EXERCISE GOAL
Below is a block of data; give all of it again word for word.

(Dataset items)

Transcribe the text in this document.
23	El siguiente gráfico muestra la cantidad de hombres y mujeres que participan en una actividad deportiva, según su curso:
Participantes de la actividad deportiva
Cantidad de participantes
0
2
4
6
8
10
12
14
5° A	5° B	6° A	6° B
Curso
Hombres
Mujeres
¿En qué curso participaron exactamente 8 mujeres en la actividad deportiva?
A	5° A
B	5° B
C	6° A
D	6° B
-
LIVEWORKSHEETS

OUTPUT BELOW
Transcribe the text in this document.
23	El siguiente gráfico muestra la cantidad de hombres y mujeres que participan en una actividad deportiva, según su curso:
Participantes de la actividad deportiva
Cantidad de participantes
0
2
4
6
8
10
12
14
5° A	5° B	6° A	6° B
Curso
Hombres
Mujeres
¿En qué curso participaron exactamente 8 mujeres en la actividad deportiva?
A	5° A
B	5° B
C	6° A
D	6° B
-
LIVEWORKSHEETS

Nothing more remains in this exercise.